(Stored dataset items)
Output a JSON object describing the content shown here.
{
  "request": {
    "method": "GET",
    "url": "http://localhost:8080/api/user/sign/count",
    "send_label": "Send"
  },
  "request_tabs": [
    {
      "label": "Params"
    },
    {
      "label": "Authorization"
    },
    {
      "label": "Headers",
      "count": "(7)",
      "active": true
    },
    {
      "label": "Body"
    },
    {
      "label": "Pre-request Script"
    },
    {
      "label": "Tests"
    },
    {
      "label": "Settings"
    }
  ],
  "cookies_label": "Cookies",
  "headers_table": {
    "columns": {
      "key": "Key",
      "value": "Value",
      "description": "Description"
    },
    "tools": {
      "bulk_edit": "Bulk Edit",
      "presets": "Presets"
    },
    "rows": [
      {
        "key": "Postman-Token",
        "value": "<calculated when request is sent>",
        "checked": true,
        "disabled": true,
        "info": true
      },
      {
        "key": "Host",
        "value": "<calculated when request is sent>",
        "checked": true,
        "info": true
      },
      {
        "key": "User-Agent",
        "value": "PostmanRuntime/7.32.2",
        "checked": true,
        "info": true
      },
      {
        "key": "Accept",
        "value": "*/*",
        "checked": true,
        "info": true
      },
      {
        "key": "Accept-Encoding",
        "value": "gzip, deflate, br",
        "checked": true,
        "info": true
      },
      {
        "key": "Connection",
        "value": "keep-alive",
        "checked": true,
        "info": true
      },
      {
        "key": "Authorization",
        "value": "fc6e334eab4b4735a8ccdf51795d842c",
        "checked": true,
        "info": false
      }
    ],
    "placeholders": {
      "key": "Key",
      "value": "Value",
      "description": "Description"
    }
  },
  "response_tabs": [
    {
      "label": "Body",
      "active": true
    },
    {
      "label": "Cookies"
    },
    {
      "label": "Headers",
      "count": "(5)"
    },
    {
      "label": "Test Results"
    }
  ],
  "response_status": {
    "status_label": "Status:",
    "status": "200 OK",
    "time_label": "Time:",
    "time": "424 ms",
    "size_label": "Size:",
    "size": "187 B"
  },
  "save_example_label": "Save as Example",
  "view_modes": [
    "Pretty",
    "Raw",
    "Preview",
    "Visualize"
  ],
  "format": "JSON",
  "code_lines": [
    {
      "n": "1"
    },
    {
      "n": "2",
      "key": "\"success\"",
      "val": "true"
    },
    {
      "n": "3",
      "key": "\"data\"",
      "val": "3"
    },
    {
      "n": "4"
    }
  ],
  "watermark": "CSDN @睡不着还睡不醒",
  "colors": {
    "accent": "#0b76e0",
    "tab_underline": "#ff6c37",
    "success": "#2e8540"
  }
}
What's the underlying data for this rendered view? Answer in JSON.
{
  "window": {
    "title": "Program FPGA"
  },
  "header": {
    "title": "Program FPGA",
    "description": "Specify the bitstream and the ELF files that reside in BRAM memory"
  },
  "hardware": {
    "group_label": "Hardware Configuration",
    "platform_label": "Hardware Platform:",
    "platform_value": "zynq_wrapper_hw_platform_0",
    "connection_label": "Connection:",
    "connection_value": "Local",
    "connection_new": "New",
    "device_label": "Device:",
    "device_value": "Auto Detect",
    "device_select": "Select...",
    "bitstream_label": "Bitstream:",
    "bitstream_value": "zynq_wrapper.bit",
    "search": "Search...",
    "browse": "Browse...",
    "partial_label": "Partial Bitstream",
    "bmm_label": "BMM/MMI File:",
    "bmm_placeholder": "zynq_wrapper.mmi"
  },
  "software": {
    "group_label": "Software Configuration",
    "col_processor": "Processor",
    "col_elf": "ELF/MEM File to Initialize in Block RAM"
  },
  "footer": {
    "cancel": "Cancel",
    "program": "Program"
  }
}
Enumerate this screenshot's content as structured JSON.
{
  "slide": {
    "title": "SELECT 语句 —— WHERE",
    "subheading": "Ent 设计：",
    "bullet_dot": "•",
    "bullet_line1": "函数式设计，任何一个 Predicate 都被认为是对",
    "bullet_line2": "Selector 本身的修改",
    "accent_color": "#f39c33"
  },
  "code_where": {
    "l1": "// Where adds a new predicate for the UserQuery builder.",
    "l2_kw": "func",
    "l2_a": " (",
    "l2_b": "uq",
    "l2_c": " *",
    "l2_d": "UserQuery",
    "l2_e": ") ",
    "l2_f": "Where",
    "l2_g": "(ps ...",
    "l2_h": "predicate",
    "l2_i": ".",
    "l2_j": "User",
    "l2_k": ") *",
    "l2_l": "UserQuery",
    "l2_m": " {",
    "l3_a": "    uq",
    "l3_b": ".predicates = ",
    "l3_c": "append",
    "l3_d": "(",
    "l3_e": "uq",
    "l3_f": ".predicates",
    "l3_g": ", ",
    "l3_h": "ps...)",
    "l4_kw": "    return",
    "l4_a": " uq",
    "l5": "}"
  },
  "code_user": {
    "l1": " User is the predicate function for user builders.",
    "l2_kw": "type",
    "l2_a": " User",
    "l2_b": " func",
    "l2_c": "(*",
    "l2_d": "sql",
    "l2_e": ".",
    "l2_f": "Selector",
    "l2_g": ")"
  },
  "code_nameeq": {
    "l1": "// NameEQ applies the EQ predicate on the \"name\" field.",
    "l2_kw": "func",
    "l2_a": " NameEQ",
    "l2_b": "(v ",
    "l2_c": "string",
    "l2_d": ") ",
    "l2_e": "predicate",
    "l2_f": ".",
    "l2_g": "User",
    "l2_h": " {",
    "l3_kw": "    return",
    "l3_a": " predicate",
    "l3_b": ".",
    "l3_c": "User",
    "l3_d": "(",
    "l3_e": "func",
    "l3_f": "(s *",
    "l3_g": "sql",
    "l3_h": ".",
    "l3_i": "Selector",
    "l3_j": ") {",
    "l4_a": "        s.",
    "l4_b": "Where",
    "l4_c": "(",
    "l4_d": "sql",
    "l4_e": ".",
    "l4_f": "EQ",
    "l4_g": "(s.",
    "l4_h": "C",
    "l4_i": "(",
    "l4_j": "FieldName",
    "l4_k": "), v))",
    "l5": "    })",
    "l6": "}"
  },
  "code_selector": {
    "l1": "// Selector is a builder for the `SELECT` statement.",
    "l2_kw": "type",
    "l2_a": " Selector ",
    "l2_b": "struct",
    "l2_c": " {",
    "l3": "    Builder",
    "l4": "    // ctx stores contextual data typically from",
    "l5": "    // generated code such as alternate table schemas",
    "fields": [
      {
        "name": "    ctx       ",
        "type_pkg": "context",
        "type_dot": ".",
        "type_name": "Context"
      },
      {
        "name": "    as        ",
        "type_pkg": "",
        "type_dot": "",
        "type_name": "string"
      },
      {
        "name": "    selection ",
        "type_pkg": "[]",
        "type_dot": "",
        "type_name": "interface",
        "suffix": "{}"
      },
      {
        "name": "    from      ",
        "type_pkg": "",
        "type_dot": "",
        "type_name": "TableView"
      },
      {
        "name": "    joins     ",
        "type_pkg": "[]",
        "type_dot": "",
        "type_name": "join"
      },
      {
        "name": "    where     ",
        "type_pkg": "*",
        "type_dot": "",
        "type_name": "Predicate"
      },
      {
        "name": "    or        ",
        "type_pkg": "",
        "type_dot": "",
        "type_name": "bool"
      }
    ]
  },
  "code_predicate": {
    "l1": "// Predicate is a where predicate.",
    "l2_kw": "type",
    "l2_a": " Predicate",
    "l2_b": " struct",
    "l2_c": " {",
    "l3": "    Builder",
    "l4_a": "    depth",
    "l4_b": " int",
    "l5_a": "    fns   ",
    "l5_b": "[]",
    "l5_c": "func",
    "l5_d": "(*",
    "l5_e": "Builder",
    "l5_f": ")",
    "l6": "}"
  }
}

▸ **Directive**:
Collect each line of the entries that has the word "JSON", copying it in full.

▸ **Complete response**:
Output a JSON object describing the content shown here.
  "format": "JSON",
What's the underlying data for this rendered view? Answer in JSON.
Enumerate this screenshot's content as structured JSON.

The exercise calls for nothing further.